**AIM OF THE TASK**:
Search the records below for the word "screenshot". Pull out each line that has it.
**** SUPPLIED MATERIAL ****
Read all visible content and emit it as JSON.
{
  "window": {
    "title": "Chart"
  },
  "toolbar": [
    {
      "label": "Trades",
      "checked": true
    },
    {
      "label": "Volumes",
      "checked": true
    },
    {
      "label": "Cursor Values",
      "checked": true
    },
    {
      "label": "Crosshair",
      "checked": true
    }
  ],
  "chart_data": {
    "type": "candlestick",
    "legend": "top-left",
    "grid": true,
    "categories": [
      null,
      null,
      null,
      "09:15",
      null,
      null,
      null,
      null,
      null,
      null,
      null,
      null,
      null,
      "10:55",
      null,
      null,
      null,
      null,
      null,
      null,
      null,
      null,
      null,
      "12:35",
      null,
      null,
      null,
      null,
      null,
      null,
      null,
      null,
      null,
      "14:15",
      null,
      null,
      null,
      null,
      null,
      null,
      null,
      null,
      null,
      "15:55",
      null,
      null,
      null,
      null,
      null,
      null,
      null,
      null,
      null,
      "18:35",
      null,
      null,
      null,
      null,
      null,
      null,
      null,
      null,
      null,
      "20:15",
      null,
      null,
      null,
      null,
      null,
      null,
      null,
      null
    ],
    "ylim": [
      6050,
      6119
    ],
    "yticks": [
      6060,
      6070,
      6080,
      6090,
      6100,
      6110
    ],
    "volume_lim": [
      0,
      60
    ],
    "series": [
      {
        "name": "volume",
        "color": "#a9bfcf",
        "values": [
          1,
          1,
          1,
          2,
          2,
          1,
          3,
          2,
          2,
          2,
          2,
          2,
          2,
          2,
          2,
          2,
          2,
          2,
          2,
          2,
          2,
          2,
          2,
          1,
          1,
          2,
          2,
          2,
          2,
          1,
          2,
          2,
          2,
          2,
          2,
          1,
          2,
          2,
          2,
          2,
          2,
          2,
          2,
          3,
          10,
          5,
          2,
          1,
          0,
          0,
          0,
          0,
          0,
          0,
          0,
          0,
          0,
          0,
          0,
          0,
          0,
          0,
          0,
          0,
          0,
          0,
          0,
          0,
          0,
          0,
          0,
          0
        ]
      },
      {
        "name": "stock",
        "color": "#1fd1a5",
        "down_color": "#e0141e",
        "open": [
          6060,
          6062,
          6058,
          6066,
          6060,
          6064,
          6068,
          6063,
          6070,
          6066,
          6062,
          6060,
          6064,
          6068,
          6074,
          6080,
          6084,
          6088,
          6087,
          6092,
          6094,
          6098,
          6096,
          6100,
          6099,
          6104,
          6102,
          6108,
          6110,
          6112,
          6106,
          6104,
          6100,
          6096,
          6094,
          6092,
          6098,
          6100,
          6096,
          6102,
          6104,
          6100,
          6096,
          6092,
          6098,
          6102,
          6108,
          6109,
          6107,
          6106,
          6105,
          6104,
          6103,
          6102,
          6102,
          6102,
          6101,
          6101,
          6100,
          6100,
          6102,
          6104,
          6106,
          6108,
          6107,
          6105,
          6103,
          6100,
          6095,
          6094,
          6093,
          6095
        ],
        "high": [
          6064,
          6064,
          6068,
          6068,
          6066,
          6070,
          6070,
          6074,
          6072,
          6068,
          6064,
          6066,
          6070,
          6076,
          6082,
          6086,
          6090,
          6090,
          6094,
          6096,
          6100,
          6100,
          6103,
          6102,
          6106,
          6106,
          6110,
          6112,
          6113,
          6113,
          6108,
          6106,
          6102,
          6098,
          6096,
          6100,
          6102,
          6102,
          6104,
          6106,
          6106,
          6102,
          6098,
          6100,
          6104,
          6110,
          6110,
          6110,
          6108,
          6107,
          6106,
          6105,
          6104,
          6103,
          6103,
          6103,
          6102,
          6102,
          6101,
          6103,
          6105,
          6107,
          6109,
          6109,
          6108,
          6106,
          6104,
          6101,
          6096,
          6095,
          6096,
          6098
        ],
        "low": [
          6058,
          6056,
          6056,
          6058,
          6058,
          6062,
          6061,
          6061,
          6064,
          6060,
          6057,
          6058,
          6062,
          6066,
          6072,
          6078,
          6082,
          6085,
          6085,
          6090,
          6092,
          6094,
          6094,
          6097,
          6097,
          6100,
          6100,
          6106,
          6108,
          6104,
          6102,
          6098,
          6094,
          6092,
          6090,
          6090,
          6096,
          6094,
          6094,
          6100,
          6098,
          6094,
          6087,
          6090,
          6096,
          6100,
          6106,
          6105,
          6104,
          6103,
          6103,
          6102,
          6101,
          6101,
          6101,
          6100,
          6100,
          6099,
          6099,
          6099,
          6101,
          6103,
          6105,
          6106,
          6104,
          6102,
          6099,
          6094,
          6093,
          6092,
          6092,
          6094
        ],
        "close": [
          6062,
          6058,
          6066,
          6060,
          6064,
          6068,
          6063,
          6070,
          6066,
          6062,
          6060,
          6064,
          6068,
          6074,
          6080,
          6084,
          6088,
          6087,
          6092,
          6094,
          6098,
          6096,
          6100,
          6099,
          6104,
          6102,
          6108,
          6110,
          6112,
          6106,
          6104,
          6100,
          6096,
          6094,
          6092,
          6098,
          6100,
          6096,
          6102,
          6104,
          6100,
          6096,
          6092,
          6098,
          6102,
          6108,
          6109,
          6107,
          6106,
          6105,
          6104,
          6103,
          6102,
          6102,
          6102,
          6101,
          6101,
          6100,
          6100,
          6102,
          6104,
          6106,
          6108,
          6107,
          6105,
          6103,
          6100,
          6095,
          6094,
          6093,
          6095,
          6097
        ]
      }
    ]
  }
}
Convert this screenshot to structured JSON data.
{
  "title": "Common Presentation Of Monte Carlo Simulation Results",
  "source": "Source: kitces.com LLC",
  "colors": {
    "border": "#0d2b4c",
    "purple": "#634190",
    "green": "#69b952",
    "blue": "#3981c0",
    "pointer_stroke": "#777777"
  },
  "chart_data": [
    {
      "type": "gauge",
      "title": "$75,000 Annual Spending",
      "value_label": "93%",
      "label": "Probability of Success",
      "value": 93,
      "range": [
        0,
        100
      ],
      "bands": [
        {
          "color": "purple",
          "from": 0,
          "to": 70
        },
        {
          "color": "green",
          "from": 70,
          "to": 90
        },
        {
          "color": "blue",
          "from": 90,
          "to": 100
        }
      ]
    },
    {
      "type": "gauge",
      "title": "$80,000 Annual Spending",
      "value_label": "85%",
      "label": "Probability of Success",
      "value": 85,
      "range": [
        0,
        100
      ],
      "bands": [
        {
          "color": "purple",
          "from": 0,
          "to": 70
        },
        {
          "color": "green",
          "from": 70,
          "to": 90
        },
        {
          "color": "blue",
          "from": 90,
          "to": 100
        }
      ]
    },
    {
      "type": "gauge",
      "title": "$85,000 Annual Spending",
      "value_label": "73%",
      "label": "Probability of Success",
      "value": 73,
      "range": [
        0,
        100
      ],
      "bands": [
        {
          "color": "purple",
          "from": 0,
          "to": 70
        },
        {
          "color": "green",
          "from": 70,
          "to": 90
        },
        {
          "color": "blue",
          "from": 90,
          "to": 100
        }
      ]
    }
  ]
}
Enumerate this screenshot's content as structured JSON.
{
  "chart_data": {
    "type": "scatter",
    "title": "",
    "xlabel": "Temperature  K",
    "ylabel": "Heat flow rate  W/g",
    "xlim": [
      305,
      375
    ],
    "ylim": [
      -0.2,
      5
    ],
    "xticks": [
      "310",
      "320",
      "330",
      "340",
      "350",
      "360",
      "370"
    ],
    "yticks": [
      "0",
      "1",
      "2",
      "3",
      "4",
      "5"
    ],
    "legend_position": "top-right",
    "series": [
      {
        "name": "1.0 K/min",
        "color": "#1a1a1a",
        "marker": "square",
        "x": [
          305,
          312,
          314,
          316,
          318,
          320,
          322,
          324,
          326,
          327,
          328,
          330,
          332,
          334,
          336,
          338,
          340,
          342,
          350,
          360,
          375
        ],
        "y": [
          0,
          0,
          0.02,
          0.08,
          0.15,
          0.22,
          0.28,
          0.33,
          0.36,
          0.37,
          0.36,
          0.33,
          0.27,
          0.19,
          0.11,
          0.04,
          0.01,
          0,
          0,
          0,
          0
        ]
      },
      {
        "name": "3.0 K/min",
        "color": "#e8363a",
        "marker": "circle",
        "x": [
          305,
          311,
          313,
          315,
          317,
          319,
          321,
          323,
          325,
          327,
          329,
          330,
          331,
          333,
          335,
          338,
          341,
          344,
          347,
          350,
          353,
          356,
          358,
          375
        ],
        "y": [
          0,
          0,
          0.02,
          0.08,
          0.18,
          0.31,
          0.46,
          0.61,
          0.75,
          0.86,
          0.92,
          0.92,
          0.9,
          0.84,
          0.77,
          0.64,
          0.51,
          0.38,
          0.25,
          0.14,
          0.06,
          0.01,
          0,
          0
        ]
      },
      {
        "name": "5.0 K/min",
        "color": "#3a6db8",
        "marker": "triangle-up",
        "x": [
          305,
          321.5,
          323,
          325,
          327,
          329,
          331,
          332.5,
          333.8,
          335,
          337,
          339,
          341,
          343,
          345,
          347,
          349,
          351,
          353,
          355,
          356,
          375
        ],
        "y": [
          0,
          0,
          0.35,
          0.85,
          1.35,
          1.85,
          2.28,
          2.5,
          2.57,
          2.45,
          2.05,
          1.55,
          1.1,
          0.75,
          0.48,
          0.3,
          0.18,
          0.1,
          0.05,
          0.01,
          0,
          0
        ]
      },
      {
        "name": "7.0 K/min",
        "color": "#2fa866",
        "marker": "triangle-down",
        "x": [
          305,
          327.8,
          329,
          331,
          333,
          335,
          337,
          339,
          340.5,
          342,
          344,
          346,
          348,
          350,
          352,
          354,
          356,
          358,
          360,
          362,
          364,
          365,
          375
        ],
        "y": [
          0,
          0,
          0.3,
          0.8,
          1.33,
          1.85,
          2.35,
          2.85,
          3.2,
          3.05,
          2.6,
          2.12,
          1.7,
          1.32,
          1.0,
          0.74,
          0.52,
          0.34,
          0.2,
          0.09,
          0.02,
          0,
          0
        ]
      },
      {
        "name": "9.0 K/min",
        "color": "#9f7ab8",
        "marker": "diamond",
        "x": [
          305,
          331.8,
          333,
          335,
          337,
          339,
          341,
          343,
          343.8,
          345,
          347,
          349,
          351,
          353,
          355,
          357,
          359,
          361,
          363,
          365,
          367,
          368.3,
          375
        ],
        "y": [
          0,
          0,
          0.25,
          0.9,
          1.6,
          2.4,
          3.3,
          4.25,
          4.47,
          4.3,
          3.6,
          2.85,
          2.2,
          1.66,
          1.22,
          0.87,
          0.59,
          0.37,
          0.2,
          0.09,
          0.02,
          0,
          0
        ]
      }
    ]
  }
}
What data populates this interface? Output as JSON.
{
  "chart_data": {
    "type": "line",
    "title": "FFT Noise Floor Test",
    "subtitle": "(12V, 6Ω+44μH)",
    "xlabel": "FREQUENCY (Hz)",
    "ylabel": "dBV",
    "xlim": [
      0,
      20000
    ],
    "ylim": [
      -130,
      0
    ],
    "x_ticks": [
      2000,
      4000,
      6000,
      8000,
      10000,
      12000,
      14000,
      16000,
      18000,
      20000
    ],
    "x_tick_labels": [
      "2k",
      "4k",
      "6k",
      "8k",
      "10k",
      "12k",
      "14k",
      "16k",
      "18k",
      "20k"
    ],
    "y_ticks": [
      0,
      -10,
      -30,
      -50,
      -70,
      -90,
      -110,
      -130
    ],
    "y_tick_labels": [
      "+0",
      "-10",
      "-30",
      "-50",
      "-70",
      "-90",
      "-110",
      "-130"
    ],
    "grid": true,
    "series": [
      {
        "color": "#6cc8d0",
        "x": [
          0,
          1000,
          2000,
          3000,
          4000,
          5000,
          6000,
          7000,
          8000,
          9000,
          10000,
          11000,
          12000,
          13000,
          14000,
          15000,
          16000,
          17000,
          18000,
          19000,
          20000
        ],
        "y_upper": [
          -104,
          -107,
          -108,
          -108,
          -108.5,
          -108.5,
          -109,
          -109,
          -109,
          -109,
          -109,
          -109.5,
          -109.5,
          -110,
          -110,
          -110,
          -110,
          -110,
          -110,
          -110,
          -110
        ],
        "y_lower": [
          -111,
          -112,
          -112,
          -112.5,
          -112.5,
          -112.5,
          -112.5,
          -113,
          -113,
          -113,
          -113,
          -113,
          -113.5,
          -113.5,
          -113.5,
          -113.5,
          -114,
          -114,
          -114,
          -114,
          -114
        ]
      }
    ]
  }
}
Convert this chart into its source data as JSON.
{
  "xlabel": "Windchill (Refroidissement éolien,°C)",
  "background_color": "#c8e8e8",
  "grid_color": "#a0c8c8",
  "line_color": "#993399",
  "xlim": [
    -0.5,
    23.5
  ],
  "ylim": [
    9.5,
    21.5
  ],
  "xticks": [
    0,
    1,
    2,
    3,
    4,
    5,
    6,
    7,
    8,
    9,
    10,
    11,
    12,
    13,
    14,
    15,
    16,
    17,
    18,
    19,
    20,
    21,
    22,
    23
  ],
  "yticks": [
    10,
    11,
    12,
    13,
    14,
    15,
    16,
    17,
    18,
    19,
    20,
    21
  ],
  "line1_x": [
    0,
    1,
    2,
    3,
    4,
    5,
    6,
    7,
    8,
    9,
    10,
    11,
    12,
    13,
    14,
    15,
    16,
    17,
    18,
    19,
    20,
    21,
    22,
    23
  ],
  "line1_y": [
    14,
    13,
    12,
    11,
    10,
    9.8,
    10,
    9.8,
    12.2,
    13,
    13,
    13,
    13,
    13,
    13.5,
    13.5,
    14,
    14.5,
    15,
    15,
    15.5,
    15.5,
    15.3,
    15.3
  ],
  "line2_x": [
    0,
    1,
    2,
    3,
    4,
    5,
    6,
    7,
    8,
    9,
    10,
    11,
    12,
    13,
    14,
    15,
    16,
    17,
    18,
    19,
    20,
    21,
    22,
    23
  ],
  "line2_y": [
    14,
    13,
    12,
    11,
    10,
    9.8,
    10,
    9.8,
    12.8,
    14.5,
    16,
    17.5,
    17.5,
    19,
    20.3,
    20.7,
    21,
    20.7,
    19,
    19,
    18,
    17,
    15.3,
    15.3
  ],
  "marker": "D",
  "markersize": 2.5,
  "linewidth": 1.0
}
****
**SOLUTION FOR THIS EXERCISE**:
Convert this screenshot to structured JSON data.
Enumerate this screenshot's content as structured JSON.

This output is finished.